Exercise requirements: Transcribe the records that follow. Keep every word exactly, and drop the pictures.

Records for processing:
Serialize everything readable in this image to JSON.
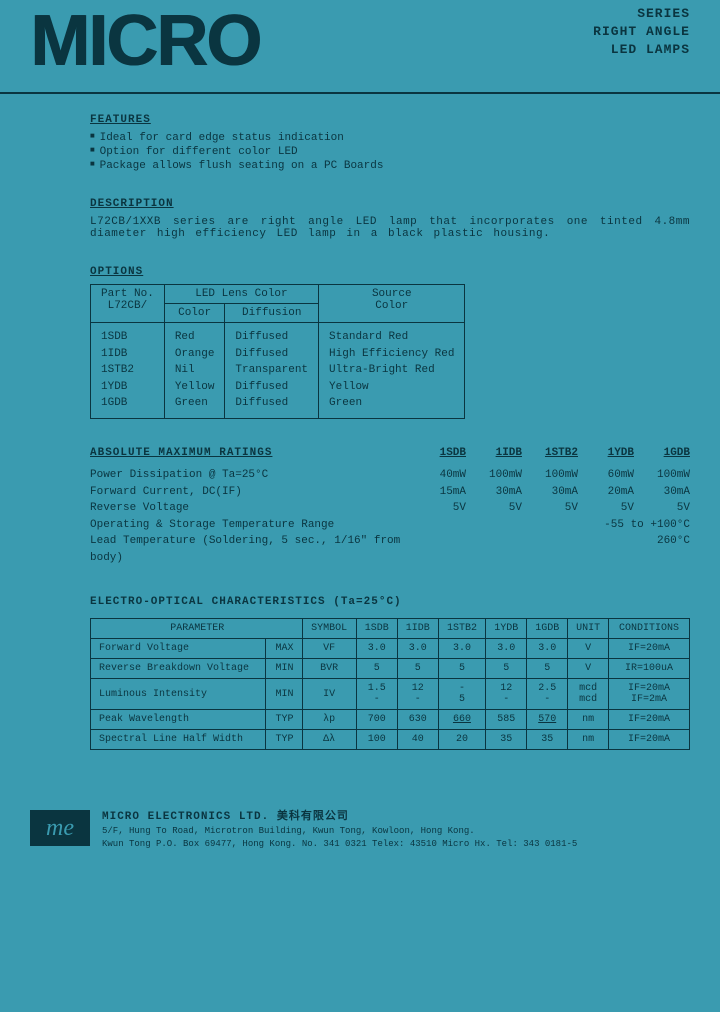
{
  "header": {
    "logo": "MICRO",
    "series": "SERIES",
    "product": "RIGHT ANGLE\nLED LAMPS"
  },
  "features": {
    "title": "FEATURES",
    "items": [
      "Ideal for card edge status indication",
      "Option for different color LED",
      "Package allows flush seating on a PC Boards"
    ]
  },
  "description": {
    "title": "DESCRIPTION",
    "text": "L72CB/1XXB series are right angle LED lamp that incorporates one tinted 4.8mm diameter high efficiency LED lamp in a black plastic housing."
  },
  "options": {
    "title": "OPTIONS",
    "headers": {
      "part": "Part No.\nL72CB/",
      "lens": "LED Lens Color",
      "color": "Color",
      "diffusion": "Diffusion",
      "source": "Source\nColor"
    },
    "rows": [
      {
        "part": "1SDB",
        "color": "Red",
        "diffusion": "Diffused",
        "source": "Standard Red"
      },
      {
        "part": "1IDB",
        "color": "Orange",
        "diffusion": "Diffused",
        "source": "High Efficiency Red"
      },
      {
        "part": "1STB2",
        "color": "Nil",
        "diffusion": "Transparent",
        "source": "Ultra-Bright Red"
      },
      {
        "part": "1YDB",
        "color": "Yellow",
        "diffusion": "Diffused",
        "source": "Yellow"
      },
      {
        "part": "1GDB",
        "color": "Green",
        "diffusion": "Diffused",
        "source": "Green"
      }
    ]
  },
  "ratings": {
    "title": "ABSOLUTE MAXIMUM RATINGS",
    "cols": [
      "1SDB",
      "1IDB",
      "1STB2",
      "1YDB",
      "1GDB"
    ],
    "rows": [
      {
        "label": "Power Dissipation @ Ta=25°C",
        "vals": [
          "40mW",
          "100mW",
          "100mW",
          "60mW",
          "100mW"
        ]
      },
      {
        "label": "Forward Current, DC(IF)",
        "vals": [
          "15mA",
          "30mA",
          "30mA",
          "20mA",
          "30mA"
        ]
      },
      {
        "label": "Reverse Voltage",
        "vals": [
          "5V",
          "5V",
          "5V",
          "5V",
          "5V"
        ]
      }
    ],
    "temp_op": {
      "label": "Operating & Storage Temperature Range",
      "val": "-55 to +100°C"
    },
    "temp_lead": {
      "label": "Lead Temperature (Soldering, 5 sec., 1/16\" from body)",
      "val": "260°C"
    }
  },
  "eo": {
    "title": "ELECTRO-OPTICAL CHARACTERISTICS (Ta=25°C)",
    "headers": {
      "param": "PARAMETER",
      "symbol": "SYMBOL",
      "unit": "UNIT",
      "cond": "CONDITIONS"
    },
    "cols": [
      "1SDB",
      "1IDB",
      "1STB2",
      "1YDB",
      "1GDB"
    ],
    "rows": [
      {
        "param": "Forward Voltage",
        "lim": "MAX",
        "sym": "VF",
        "v": [
          "3.0",
          "3.0",
          "3.0",
          "3.0",
          "3.0"
        ],
        "unit": "V",
        "cond": "IF=20mA"
      },
      {
        "param": "Reverse Breakdown Voltage",
        "lim": "MIN",
        "sym": "BVR",
        "v": [
          "5",
          "5",
          "5",
          "5",
          "5"
        ],
        "unit": "V",
        "cond": "IR=100uA"
      },
      {
        "param": "Luminous Intensity",
        "lim": "MIN",
        "sym": "IV",
        "v": [
          "1.5\n-",
          "12\n-",
          "-\n5",
          "12\n-",
          "2.5\n-"
        ],
        "unit": "mcd\nmcd",
        "cond": "IF=20mA\nIF=2mA"
      },
      {
        "param": "Peak Wavelength",
        "lim": "TYP",
        "sym": "λp",
        "v": [
          "700",
          "630",
          "660",
          "585",
          "570"
        ],
        "unit": "nm",
        "cond": "IF=20mA"
      },
      {
        "param": "Spectral Line Half Width",
        "lim": "TYP",
        "sym": "Δλ",
        "v": [
          "100",
          "40",
          "20",
          "35",
          "35"
        ],
        "unit": "nm",
        "cond": "IF=20mA"
      }
    ]
  },
  "footer": {
    "logo": "me",
    "company": "MICRO ELECTRONICS LTD.  美科有限公司",
    "addr1": "5/F, Hung To Road, Microtron Building, Kwun Tong, Kowloon, Hong Kong.",
    "addr2": "Kwun Tong P.O. Box 69477, Hong Kong. No. 341 0321   Telex: 43510 Micro Hx.   Tel: 343 0181-5"
  }
}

Finished task:
Serialize everything readable in this image to JSON.
{
  "header": {
    "logo": "MICRO",
    "series": "SERIES",
    "product": "RIGHT ANGLE\nLED LAMPS"
  },
  "features": {
    "title": "FEATURES",
    "items": [
      "Ideal for card edge status indication",
      "Option for different color LED",
      "Package allows flush seating on a PC Boards"
    ]
  },
  "description": {
    "title": "DESCRIPTION",
    "text": "L72CB/1XXB series are right angle LED lamp that incorporates one tinted 4.8mm diameter high efficiency LED lamp in a black plastic housing."
  },
  "options": {
    "title": "OPTIONS",
    "headers": {
      "part": "Part No.\nL72CB/",
      "lens": "LED Lens Color",
      "color": "Color",
      "diffusion": "Diffusion",
      "source": "Source\nColor"
    },
    "rows": [
      {
        "part": "1SDB",
        "color": "Red",
        "diffusion": "Diffused",
        "source": "Standard Red"
      },
      {
        "part": "1IDB",
        "color": "Orange",
        "diffusion": "Diffused",
        "source": "High Efficiency Red"
      },
      {
        "part": "1STB2",
        "color": "Nil",
        "diffusion": "Transparent",
        "source": "Ultra-Bright Red"
      },
      {
        "part": "1YDB",
        "color": "Yellow",
        "diffusion": "Diffused",
        "source": "Yellow"
      },
      {
        "part": "1GDB",
        "color": "Green",
        "diffusion": "Diffused",
        "source": "Green"
      }
    ]
  },
  "ratings": {
    "title": "ABSOLUTE MAXIMUM RATINGS",
    "cols": [
      "1SDB",
      "1IDB",
      "1STB2",
      "1YDB",
      "1GDB"
    ],
    "rows": [
      {
        "label": "Power Dissipation @ Ta=25°C",
        "vals": [
          "40mW",
          "100mW",
          "100mW",
          "60mW",
          "100mW"
        ]
      },
      {
        "label": "Forward Current, DC(IF)",
        "vals": [
          "15mA",
          "30mA",
          "30mA",
          "20mA",
          "30mA"
        ]
      },
      {
        "label": "Reverse Voltage",
        "vals": [
          "5V",
          "5V",
          "5V",
          "5V",
          "5V"
        ]
      }
    ],
    "temp_op": {
      "label": "Operating & Storage Temperature Range",
      "val": "-55 to +100°C"
    },
    "temp_lead": {
      "label": "Lead Temperature (Soldering, 5 sec., 1/16\" from body)",
      "val": "260°C"
    }
  },
  "eo": {
    "title": "ELECTRO-OPTICAL CHARACTERISTICS (Ta=25°C)",
    "headers": {
      "param": "PARAMETER",
      "symbol": "SYMBOL",
      "unit": "UNIT",
      "cond": "CONDITIONS"
    },
    "cols": [
      "1SDB",
      "1IDB",
      "1STB2",
      "1YDB",
      "1GDB"
    ],
    "rows": [
      {
        "param": "Forward Voltage",
        "lim": "MAX",
        "sym": "VF",
        "v": [
          "3.0",
          "3.0",
          "3.0",
          "3.0",
          "3.0"
        ],
        "unit": "V",
        "cond": "IF=20mA"
      },
      {
        "param": "Reverse Breakdown Voltage",
        "lim": "MIN",
        "sym": "BVR",
        "v": [
          "5",
          "5",
          "5",
          "5",
          "5"
        ],
        "unit": "V",
        "cond": "IR=100uA"
      },
      {
        "param": "Luminous Intensity",
        "lim": "MIN",
        "sym": "IV",
        "v": [
          "1.5\n-",
          "12\n-",
          "-\n5",
          "12\n-",
          "2.5\n-"
        ],
        "unit": "mcd\nmcd",
        "cond": "IF=20mA\nIF=2mA"
      },
      {
        "param": "Peak Wavelength",
        "lim": "TYP",
        "sym": "λp",
        "v": [
          "700",
          "630",
          "660",
          "585",
          "570"
        ],
        "unit": "nm",
        "cond": "IF=20mA"
      },
      {
        "param": "Spectral Line Half Width",
        "lim": "TYP",
        "sym": "Δλ",
        "v": [
          "100",
          "40",
          "20",
          "35",
          "35"
        ],
        "unit": "nm",
        "cond": "IF=20mA"
      }
    ]
  },
  "footer": {
    "logo": "me",
    "company": "MICRO ELECTRONICS LTD.  美科有限公司",
    "addr1": "5/F, Hung To Road, Microtron Building, Kwun Tong, Kowloon, Hong Kong.",
    "addr2": "Kwun Tong P.O. Box 69477, Hong Kong. No. 341 0321   Telex: 43510 Micro Hx.   Tel: 343 0181-5"
  }
}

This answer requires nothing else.